---------- Dataset entries ----------
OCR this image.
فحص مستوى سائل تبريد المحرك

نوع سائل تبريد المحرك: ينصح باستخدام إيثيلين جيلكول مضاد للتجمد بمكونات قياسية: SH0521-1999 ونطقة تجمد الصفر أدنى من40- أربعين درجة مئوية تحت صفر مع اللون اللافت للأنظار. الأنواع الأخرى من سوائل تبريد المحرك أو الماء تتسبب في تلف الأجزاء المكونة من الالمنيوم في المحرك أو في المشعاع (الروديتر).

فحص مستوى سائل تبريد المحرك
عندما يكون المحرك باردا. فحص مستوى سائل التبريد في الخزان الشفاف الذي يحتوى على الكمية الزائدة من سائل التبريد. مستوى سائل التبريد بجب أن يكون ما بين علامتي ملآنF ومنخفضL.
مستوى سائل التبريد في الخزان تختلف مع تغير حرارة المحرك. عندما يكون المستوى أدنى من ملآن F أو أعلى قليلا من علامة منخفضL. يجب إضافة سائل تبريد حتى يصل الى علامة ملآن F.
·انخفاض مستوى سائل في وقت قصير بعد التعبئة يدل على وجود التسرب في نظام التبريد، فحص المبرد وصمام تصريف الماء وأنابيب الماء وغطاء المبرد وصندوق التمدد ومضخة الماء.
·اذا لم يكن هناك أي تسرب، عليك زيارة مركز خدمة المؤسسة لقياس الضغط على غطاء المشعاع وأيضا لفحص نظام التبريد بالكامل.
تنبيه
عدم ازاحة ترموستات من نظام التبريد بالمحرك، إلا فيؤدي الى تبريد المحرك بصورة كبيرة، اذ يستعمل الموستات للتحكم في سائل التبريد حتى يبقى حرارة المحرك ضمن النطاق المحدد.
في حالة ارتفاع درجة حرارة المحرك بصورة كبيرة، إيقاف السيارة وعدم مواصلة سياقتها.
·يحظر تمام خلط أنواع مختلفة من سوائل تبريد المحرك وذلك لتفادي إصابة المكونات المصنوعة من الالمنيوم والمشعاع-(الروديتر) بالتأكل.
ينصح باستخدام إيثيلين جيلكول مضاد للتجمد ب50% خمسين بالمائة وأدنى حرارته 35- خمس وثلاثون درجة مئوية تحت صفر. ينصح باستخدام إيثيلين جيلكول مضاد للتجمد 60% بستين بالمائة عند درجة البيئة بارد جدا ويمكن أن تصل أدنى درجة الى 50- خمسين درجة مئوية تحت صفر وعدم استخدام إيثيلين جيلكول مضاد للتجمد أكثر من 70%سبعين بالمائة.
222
----------
Instruction :: Write out every record verbatim.

Correct output ::
OCR this image.
فحص مستوى سائل تبريد المحرك

نوع سائل تبريد المحرك: ينصح باستخدام إيثيلين جيلكول مضاد للتجمد بمكونات قياسية: SH0521-1999 ونطقة تجمد الصفر أدنى من40- أربعين درجة مئوية تحت صفر مع اللون اللافت للأنظار. الأنواع الأخرى من سوائل تبريد المحرك أو الماء تتسبب في تلف الأجزاء المكونة من الالمنيوم في المحرك أو في المشعاع (الروديتر).

فحص مستوى سائل تبريد المحرك
عندما يكون المحرك باردا. فحص مستوى سائل التبريد في الخزان الشفاف الذي يحتوى على الكمية الزائدة من سائل التبريد. مستوى سائل التبريد بجب أن يكون ما بين علامتي ملآنF ومنخفضL.
مستوى سائل التبريد في الخزان تختلف مع تغير حرارة المحرك. عندما يكون المستوى أدنى من ملآن F أو أعلى قليلا من علامة منخفضL. يجب إضافة سائل تبريد حتى يصل الى علامة ملآن F.
·انخفاض مستوى سائل في وقت قصير بعد التعبئة يدل على وجود التسرب في نظام التبريد، فحص المبرد وصمام تصريف الماء وأنابيب الماء وغطاء المبرد وصندوق التمدد ومضخة الماء.
·اذا لم يكن هناك أي تسرب، عليك زيارة مركز خدمة المؤسسة لقياس الضغط على غطاء المشعاع وأيضا لفحص نظام التبريد بالكامل.
تنبيه
عدم ازاحة ترموستات من نظام التبريد بالمحرك، إلا فيؤدي الى تبريد المحرك بصورة كبيرة، اذ يستعمل الموستات للتحكم في سائل التبريد حتى يبقى حرارة المحرك ضمن النطاق المحدد.
في حالة ارتفاع درجة حرارة المحرك بصورة كبيرة، إيقاف السيارة وعدم مواصلة سياقتها.
·يحظر تمام خلط أنواع مختلفة من سوائل تبريد المحرك وذلك لتفادي إصابة المكونات المصنوعة من الالمنيوم والمشعاع-(الروديتر) بالتأكل.
ينصح باستخدام إيثيلين جيلكول مضاد للتجمد ب50% خمسين بالمائة وأدنى حرارته 35- خمس وثلاثون درجة مئوية تحت صفر. ينصح باستخدام إيثيلين جيلكول مضاد للتجمد 60% بستين بالمائة عند درجة البيئة بارد جدا ويمكن أن تصل أدنى درجة الى 50- خمسين درجة مئوية تحت صفر وعدم استخدام إيثيلين جيلكول مضاد للتجمد أكثر من 70%سبعين بالمائة.
222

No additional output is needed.